## Exercise
Your answer should be only a number: how many lines include the word "during".

--- --- ---

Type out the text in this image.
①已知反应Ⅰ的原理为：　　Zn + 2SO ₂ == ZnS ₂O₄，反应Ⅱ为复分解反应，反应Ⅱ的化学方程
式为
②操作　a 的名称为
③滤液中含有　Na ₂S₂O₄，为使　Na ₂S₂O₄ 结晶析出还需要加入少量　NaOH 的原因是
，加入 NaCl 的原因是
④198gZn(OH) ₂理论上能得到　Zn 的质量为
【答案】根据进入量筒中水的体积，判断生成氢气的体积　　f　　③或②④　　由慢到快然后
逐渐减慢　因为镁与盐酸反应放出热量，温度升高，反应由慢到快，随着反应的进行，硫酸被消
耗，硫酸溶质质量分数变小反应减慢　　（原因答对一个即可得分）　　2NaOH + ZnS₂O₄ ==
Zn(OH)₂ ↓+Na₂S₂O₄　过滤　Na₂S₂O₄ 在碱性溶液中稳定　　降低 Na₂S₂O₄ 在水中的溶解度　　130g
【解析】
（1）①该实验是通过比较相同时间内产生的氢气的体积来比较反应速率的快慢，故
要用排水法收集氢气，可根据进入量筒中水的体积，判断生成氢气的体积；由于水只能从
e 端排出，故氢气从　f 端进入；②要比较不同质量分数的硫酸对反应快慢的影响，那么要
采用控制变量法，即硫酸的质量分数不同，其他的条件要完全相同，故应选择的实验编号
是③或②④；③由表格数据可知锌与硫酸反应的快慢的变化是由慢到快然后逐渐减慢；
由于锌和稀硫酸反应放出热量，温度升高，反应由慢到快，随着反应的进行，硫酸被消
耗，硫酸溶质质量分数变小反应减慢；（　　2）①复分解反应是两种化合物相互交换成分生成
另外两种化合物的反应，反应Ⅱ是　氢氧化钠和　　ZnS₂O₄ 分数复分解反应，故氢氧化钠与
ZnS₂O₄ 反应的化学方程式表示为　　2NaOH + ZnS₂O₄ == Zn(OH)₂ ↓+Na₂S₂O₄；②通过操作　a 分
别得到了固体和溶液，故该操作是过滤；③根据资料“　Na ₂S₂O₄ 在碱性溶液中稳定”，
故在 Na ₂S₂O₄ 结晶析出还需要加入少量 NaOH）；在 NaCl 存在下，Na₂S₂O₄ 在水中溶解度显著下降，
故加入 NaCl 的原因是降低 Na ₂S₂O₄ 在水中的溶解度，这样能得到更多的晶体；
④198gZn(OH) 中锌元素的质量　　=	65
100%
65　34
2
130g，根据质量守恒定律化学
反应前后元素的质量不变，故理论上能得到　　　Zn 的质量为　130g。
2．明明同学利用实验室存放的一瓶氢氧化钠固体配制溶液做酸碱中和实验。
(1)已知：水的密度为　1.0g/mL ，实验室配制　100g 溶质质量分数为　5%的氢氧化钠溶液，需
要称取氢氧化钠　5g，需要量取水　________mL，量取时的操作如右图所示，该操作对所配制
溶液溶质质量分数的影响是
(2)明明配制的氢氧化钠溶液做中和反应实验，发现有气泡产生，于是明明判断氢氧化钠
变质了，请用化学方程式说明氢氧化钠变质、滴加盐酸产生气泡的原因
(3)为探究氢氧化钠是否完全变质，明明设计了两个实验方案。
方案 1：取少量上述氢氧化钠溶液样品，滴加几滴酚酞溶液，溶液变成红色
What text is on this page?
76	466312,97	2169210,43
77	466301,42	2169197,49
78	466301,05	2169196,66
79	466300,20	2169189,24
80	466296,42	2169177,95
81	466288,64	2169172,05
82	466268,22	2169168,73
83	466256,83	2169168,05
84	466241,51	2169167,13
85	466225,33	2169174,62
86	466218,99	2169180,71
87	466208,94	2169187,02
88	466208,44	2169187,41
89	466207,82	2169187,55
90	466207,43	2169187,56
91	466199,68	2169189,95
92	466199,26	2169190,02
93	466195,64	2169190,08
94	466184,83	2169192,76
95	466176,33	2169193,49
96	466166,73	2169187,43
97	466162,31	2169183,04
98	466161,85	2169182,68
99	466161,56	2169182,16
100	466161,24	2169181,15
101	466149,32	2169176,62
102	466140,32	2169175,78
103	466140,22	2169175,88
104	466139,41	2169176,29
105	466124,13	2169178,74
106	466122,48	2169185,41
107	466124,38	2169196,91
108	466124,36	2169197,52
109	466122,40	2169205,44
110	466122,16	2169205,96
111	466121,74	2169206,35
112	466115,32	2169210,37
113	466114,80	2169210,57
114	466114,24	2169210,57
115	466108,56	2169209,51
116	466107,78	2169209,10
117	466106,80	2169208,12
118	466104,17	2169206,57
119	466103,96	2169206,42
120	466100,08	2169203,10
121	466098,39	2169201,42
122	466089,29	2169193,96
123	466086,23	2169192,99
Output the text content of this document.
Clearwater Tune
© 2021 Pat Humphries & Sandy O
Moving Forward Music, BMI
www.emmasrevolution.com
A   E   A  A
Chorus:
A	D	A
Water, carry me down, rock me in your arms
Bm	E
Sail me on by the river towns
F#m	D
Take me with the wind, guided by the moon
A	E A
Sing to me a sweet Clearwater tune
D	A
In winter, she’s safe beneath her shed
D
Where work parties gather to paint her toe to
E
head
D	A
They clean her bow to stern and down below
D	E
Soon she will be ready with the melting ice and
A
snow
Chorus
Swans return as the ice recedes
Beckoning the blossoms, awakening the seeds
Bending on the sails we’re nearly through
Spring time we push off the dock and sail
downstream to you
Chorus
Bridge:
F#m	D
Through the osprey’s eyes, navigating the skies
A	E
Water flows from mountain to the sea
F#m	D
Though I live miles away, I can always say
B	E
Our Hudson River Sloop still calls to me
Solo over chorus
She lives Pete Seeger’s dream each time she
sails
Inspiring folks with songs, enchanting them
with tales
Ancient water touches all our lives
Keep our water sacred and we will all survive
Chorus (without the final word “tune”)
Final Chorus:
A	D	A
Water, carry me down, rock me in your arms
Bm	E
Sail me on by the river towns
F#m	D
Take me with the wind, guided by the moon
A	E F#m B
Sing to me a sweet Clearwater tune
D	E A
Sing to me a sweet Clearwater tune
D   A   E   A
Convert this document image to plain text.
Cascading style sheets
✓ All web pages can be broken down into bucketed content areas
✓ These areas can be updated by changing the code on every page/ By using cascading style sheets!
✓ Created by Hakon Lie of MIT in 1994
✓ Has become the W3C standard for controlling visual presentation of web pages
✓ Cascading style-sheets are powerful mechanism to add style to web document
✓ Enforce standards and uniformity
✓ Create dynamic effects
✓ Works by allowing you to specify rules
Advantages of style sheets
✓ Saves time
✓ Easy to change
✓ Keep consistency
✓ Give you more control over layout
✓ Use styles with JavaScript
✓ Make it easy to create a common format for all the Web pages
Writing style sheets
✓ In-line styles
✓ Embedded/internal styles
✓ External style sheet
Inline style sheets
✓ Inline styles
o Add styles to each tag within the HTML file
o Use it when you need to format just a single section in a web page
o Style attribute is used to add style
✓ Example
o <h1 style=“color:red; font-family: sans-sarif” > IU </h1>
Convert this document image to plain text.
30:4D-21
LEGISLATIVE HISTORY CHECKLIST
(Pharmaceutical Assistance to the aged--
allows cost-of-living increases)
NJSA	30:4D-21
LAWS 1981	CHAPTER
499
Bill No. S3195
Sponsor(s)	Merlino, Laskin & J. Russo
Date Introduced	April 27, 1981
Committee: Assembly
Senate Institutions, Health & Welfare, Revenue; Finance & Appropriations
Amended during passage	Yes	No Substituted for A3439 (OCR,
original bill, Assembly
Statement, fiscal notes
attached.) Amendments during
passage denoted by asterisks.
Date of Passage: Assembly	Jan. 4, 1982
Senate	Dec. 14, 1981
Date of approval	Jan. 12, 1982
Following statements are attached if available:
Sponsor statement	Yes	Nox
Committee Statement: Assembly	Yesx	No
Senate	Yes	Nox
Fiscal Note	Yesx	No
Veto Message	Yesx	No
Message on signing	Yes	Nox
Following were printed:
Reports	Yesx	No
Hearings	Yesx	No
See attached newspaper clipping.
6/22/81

--- --- ---

## Complete answer
2